Repeat the whole listing below, word for word.

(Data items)
— Begin —
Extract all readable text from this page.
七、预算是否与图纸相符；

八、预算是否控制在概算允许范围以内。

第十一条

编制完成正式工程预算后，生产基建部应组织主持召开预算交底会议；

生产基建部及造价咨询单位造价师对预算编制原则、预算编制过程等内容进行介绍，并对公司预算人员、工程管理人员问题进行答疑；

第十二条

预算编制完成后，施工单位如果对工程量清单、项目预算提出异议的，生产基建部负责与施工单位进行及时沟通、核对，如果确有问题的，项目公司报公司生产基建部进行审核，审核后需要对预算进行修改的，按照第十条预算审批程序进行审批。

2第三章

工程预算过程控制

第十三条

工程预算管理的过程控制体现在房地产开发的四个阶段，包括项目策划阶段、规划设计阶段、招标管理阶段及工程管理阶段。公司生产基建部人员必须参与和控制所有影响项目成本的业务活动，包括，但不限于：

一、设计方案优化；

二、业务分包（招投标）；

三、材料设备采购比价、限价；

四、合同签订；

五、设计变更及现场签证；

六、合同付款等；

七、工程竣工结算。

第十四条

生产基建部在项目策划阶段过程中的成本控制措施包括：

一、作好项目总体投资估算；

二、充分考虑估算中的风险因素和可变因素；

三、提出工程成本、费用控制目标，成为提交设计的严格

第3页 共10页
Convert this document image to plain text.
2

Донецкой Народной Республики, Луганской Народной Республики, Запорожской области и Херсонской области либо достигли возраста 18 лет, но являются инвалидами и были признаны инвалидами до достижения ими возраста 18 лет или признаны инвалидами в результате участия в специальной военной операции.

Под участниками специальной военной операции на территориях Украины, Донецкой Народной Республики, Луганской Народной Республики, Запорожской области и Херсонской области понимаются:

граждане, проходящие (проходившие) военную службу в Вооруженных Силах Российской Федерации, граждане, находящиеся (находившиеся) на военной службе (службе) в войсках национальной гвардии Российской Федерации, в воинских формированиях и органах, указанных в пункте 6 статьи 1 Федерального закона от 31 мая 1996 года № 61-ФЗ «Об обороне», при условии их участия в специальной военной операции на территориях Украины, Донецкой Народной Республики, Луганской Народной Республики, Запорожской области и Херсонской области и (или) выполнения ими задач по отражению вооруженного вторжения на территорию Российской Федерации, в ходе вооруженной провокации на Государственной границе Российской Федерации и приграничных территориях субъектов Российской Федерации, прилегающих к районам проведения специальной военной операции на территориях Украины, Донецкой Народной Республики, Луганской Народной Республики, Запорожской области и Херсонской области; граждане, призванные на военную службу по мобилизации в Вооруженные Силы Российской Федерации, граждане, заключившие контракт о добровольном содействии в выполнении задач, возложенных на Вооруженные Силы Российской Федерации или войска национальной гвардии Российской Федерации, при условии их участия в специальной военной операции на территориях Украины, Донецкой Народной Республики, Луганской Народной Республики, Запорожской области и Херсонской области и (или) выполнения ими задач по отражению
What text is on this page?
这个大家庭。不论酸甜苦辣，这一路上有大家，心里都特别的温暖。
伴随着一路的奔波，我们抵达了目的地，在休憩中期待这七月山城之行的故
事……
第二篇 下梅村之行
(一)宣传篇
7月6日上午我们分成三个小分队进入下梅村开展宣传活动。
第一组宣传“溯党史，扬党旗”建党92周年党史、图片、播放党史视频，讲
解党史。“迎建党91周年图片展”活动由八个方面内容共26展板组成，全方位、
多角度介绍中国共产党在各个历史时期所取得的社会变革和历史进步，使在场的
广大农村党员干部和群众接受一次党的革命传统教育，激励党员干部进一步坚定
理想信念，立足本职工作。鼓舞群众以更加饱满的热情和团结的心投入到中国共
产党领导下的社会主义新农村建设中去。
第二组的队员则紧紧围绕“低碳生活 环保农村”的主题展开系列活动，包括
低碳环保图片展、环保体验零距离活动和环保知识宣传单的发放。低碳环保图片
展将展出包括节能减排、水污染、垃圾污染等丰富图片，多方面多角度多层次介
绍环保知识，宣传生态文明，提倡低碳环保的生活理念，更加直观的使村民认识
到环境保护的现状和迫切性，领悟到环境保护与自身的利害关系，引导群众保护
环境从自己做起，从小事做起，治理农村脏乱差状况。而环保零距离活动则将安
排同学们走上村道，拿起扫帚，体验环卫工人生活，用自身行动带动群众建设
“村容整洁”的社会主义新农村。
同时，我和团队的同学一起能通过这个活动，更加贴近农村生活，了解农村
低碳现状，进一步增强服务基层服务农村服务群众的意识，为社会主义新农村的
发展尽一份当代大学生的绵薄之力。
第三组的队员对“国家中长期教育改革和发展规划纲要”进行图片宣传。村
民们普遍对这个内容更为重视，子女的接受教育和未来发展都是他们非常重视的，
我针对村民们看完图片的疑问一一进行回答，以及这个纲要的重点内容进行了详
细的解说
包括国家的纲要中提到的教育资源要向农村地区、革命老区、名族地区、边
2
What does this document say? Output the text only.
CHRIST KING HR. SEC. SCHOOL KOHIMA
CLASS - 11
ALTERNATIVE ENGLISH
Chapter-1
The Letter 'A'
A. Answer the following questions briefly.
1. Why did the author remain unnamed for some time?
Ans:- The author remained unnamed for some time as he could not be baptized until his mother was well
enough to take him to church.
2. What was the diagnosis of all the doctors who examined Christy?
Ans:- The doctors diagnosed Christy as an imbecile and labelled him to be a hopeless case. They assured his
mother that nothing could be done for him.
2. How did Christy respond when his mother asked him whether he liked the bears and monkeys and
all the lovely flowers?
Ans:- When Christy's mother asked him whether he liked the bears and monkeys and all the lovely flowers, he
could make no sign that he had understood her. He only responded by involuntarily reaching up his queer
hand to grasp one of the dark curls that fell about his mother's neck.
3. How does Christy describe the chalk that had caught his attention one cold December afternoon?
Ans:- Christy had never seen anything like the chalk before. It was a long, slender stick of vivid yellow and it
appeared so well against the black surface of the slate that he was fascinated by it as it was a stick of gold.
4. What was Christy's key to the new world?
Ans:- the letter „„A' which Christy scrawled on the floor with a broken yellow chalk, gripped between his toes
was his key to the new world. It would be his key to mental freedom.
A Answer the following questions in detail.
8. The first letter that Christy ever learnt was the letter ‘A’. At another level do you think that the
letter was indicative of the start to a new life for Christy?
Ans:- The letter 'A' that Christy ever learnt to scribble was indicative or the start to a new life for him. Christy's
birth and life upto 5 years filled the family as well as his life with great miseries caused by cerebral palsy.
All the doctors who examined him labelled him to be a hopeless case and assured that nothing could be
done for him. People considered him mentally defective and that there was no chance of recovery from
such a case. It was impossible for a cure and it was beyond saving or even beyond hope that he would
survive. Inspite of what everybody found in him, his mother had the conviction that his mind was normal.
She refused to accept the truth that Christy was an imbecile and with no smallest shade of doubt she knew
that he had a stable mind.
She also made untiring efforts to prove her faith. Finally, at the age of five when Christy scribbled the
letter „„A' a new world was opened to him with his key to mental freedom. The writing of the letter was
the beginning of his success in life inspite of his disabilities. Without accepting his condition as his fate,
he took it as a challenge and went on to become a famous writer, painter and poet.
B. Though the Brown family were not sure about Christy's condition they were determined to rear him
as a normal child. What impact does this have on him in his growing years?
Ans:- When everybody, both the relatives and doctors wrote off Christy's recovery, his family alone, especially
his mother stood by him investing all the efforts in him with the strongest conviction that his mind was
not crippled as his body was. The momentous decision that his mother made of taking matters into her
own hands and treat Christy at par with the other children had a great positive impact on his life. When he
— End —
SOLUTION TO THIS PROBLEM:
Extract all readable text from this page.
七、预算是否与图纸相符；

八、预算是否控制在概算允许范围以内。

第十一条

编制完成正式工程预算后，生产基建部应组织主持召开预算交底会议；

生产基建部及造价咨询单位造价师对预算编制原则、预算编制过程等内容进行介绍，并对公司预算人员、工程管理人员问题进行答疑；

第十二条

预算编制完成后，施工单位如果对工程量清单、项目预算提出异议的，生产基建部负责与施工单位进行及时沟通、核对，如果确有问题的，项目公司报公司生产基建部进行审核，审核后需要对预算进行修改的，按照第十条预算审批程序进行审批。

2第三章

工程预算过程控制

第十三条

工程预算管理的过程控制体现在房地产开发的四个阶段，包括项目策划阶段、规划设计阶段、招标管理阶段及工程管理阶段。公司生产基建部人员必须参与和控制所有影响项目成本的业务活动，包括，但不限于：

一、设计方案优化；

二、业务分包（招投标）；

三、材料设备采购比价、限价；

四、合同签订；

五、设计变更及现场签证；

六、合同付款等；

七、工程竣工结算。

第十四条

生产基建部在项目策划阶段过程中的成本控制措施包括：

一、作好项目总体投资估算；

二、充分考虑估算中的风险因素和可变因素；

三、提出工程成本、费用控制目标，成为提交设计的严格

第3页 共10页
Convert this document image to plain text.
2

Донецкой Народной Республики, Луганской Народной Республики, Запорожской области и Херсонской области либо достигли возраста 18 лет, но являются инвалидами и были признаны инвалидами до достижения ими возраста 18 лет или признаны инвалидами в результате участия в специальной военной операции.

Под участниками специальной военной операции на территориях Украины, Донецкой Народной Республики, Луганской Народной Республики, Запорожской области и Херсонской области понимаются:

граждане, проходящие (проходившие) военную службу в Вооруженных Силах Российской Федерации, граждане, находящиеся (находившиеся) на военной службе (службе) в войсках национальной гвардии Российской Федерации, в воинских формированиях и органах, указанных в пункте 6 статьи 1 Федерального закона от 31 мая 1996 года № 61-ФЗ «Об обороне», при условии их участия в специальной военной операции на территориях Украины, Донецкой Народной Республики, Луганской Народной Республики, Запорожской области и Херсонской области и (или) выполнения ими задач по отражению вооруженного вторжения на территорию Российской Федерации, в ходе вооруженной провокации на Государственной границе Российской Федерации и приграничных территориях субъектов Российской Федерации, прилегающих к районам проведения специальной военной операции на территориях Украины, Донецкой Народной Республики, Луганской Народной Республики, Запорожской области и Херсонской области; граждане, призванные на военную службу по мобилизации в Вооруженные Силы Российской Федерации, граждане, заключившие контракт о добровольном содействии в выполнении задач, возложенных на Вооруженные Силы Российской Федерации или войска национальной гвардии Российской Федерации, при условии их участия в специальной военной операции на территориях Украины, Донецкой Народной Республики, Луганской Народной Республики, Запорожской области и Херсонской области и (или) выполнения ими задач по отражению
What text is on this page?
这个大家庭。不论酸甜苦辣，这一路上有大家，心里都特别的温暖。
伴随着一路的奔波，我们抵达了目的地，在休憩中期待这七月山城之行的故
事……
第二篇 下梅村之行
(一)宣传篇
7月6日上午我们分成三个小分队进入下梅村开展宣传活动。
第一组宣传“溯党史，扬党旗”建党92周年党史、图片、播放党史视频，讲
解党史。“迎建党91周年图片展”活动由八个方面内容共26展板组成，全方位、
多角度介绍中国共产党在各个历史时期所取得的社会变革和历史进步，使在场的
广大农村党员干部和群众接受一次党的革命传统教育，激励党员干部进一步坚定
理想信念，立足本职工作。鼓舞群众以更加饱满的热情和团结的心投入到中国共
产党领导下的社会主义新农村建设中去。
第二组的队员则紧紧围绕“低碳生活 环保农村”的主题展开系列活动，包括
低碳环保图片展、环保体验零距离活动和环保知识宣传单的发放。低碳环保图片
展将展出包括节能减排、水污染、垃圾污染等丰富图片，多方面多角度多层次介
绍环保知识，宣传生态文明，提倡低碳环保的生活理念，更加直观的使村民认识
到环境保护的现状和迫切性，领悟到环境保护与自身的利害关系，引导群众保护
环境从自己做起，从小事做起，治理农村脏乱差状况。而环保零距离活动则将安
排同学们走上村道，拿起扫帚，体验环卫工人生活，用自身行动带动群众建设
“村容整洁”的社会主义新农村。
同时，我和团队的同学一起能通过这个活动，更加贴近农村生活，了解农村
低碳现状，进一步增强服务基层服务农村服务群众的意识，为社会主义新农村的
发展尽一份当代大学生的绵薄之力。
第三组的队员对“国家中长期教育改革和发展规划纲要”进行图片宣传。村
民们普遍对这个内容更为重视，子女的接受教育和未来发展都是他们非常重视的，
我针对村民们看完图片的疑问一一进行回答，以及这个纲要的重点内容进行了详
细的解说
包括国家的纲要中提到的教育资源要向农村地区、革命老区、名族地区、边
2
What does this document say? Output the text only.
CHRIST KING HR. SEC. SCHOOL KOHIMA
CLASS - 11
ALTERNATIVE ENGLISH
Chapter-1
The Letter 'A'
A. Answer the following questions briefly.
1. Why did the author remain unnamed for some time?
Ans:- The author remained unnamed for some time as he could not be baptized until his mother was well
enough to take him to church.
2. What was the diagnosis of all the doctors who examined Christy?
Ans:- The doctors diagnosed Christy as an imbecile and labelled him to be a hopeless case. They assured his
mother that nothing could be done for him.
2. How did Christy respond when his mother asked him whether he liked the bears and monkeys and
all the lovely flowers?
Ans:- When Christy's mother asked him whether he liked the bears and monkeys and all the lovely flowers, he
could make no sign that he had understood her. He only responded by involuntarily reaching up his queer
hand to grasp one of the dark curls that fell about his mother's neck.
3. How does Christy describe the chalk that had caught his attention one cold December afternoon?
Ans:- Christy had never seen anything like the chalk before. It was a long, slender stick of vivid yellow and it
appeared so well against the black surface of the slate that he was fascinated by it as it was a stick of gold.
4. What was Christy's key to the new world?
Ans:- the letter „„A' which Christy scrawled on the floor with a broken yellow chalk, gripped between his toes
was his key to the new world. It would be his key to mental freedom.
A Answer the following questions in detail.
8. The first letter that Christy ever learnt was the letter ‘A’. At another level do you think that the
letter was indicative of the start to a new life for Christy?
Ans:- The letter 'A' that Christy ever learnt to scribble was indicative or the start to a new life for him. Christy's
birth and life upto 5 years filled the family as well as his life with great miseries caused by cerebral palsy.
All the doctors who examined him labelled him to be a hopeless case and assured that nothing could be
done for him. People considered him mentally defective and that there was no chance of recovery from
such a case. It was impossible for a cure and it was beyond saving or even beyond hope that he would
survive. Inspite of what everybody found in him, his mother had the conviction that his mind was normal.
She refused to accept the truth that Christy was an imbecile and with no smallest shade of doubt she knew
that he had a stable mind.
She also made untiring efforts to prove her faith. Finally, at the age of five when Christy scribbled the
letter „„A' a new world was opened to him with his key to mental freedom. The writing of the letter was
the beginning of his success in life inspite of his disabilities. Without accepting his condition as his fate,
he took it as a challenge and went on to become a famous writer, painter and poet.
B. Though the Brown family were not sure about Christy's condition they were determined to rear him
as a normal child. What impact does this have on him in his growing years?
Ans:- When everybody, both the relatives and doctors wrote off Christy's recovery, his family alone, especially
his mother stood by him investing all the efforts in him with the strongest conviction that his mind was
not crippled as his body was. The momentous decision that his mother made of taking matters into her
own hands and treat Christy at par with the other children had a great positive impact on his life. When he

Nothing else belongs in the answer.